>> start
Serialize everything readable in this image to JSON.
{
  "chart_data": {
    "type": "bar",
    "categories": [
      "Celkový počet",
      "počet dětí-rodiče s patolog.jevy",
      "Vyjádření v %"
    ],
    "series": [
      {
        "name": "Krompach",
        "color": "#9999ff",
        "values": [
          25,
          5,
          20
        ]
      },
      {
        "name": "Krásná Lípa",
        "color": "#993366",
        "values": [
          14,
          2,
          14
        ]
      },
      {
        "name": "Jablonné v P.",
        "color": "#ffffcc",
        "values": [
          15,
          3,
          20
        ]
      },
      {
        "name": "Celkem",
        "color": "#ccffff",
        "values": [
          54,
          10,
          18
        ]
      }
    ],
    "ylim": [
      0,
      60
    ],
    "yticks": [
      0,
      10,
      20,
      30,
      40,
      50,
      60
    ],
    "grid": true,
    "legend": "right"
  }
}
>> end
__Direction__.
Reproduce every line of the material above exactly.

__Task answer__.
Serialize everything readable in this image to JSON.
{
  "chart_data": {
    "type": "bar",
    "categories": [
      "Celkový počet",
      "počet dětí-rodiče s patolog.jevy",
      "Vyjádření v %"
    ],
    "series": [
      {
        "name": "Krompach",
        "color": "#9999ff",
        "values": [
          25,
          5,
          20
        ]
      },
      {
        "name": "Krásná Lípa",
        "color": "#993366",
        "values": [
          14,
          2,
          14
        ]
      },
      {
        "name": "Jablonné v P.",
        "color": "#ffffcc",
        "values": [
          15,
          3,
          20
        ]
      },
      {
        "name": "Celkem",
        "color": "#ccffff",
        "values": [
          54,
          10,
          18
        ]
      }
    ],
    "ylim": [
      0,
      60
    ],
    "yticks": [
      0,
      10,
      20,
      30,
      40,
      50,
      60
    ],
    "grid": true,
    "legend": "right"
  }
}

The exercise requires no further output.